Locate the word "which" in the data below, then copy every line that holds it.
(Data shown begins)
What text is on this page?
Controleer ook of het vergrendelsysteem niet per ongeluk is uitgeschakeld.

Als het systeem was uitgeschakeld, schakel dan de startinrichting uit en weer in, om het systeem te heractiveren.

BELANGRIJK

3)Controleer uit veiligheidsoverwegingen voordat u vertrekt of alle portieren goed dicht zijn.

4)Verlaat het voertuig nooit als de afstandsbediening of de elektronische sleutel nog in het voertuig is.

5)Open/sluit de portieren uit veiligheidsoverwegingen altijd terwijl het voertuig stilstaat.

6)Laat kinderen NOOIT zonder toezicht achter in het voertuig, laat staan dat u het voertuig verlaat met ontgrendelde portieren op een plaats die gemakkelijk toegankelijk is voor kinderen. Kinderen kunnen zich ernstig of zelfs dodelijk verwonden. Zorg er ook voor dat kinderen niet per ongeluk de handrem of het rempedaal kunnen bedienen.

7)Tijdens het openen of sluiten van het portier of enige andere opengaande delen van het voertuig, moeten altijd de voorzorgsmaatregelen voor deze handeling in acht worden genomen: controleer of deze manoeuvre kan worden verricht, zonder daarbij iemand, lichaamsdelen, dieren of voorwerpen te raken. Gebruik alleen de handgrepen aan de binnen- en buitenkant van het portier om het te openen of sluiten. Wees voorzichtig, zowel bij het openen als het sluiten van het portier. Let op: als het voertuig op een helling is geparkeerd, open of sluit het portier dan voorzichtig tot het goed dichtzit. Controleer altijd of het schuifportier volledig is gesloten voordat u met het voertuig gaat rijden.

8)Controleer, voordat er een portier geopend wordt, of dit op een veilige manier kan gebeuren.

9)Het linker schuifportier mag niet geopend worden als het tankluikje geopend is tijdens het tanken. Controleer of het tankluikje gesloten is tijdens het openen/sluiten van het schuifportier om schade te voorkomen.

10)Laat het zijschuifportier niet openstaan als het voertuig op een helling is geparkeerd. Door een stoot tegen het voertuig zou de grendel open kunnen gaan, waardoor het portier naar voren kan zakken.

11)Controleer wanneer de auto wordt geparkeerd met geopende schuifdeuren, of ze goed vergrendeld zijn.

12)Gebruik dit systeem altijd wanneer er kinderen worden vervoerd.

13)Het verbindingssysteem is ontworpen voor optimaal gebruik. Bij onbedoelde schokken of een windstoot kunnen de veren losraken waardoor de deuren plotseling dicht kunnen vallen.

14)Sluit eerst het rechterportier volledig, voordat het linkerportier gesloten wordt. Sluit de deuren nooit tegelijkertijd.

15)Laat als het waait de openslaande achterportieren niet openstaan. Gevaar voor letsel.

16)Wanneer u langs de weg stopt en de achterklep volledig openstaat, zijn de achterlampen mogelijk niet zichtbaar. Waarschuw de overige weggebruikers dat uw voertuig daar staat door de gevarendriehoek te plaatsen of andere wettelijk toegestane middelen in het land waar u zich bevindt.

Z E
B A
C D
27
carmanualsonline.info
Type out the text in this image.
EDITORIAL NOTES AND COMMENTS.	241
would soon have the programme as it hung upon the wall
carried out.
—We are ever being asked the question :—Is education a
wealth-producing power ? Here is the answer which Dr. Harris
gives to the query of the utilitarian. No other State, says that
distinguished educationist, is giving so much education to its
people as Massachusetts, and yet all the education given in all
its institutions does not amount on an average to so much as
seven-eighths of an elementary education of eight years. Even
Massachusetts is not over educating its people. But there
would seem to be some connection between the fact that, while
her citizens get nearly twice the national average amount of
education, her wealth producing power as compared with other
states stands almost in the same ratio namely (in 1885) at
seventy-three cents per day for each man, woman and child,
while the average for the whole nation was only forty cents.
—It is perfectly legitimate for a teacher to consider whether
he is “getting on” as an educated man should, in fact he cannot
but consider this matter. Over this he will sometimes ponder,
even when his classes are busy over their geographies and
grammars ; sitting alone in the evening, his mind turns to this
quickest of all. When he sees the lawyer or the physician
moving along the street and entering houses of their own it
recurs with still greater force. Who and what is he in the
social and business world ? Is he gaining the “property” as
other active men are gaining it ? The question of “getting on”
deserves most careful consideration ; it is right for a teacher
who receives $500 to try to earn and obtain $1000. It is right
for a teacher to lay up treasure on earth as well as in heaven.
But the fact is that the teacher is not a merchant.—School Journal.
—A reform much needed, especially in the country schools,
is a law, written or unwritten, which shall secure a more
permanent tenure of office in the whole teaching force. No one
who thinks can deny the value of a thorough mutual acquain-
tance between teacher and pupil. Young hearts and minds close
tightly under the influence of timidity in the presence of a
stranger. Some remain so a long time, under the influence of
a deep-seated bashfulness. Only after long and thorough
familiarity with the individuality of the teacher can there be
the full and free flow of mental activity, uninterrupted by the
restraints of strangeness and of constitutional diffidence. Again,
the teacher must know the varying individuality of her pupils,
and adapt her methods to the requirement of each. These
(Data shown ends)
*Reply*
wealth-producing power ? Here is the answer which Dr. Harris
is a law, written or unwritten, which shall secure a more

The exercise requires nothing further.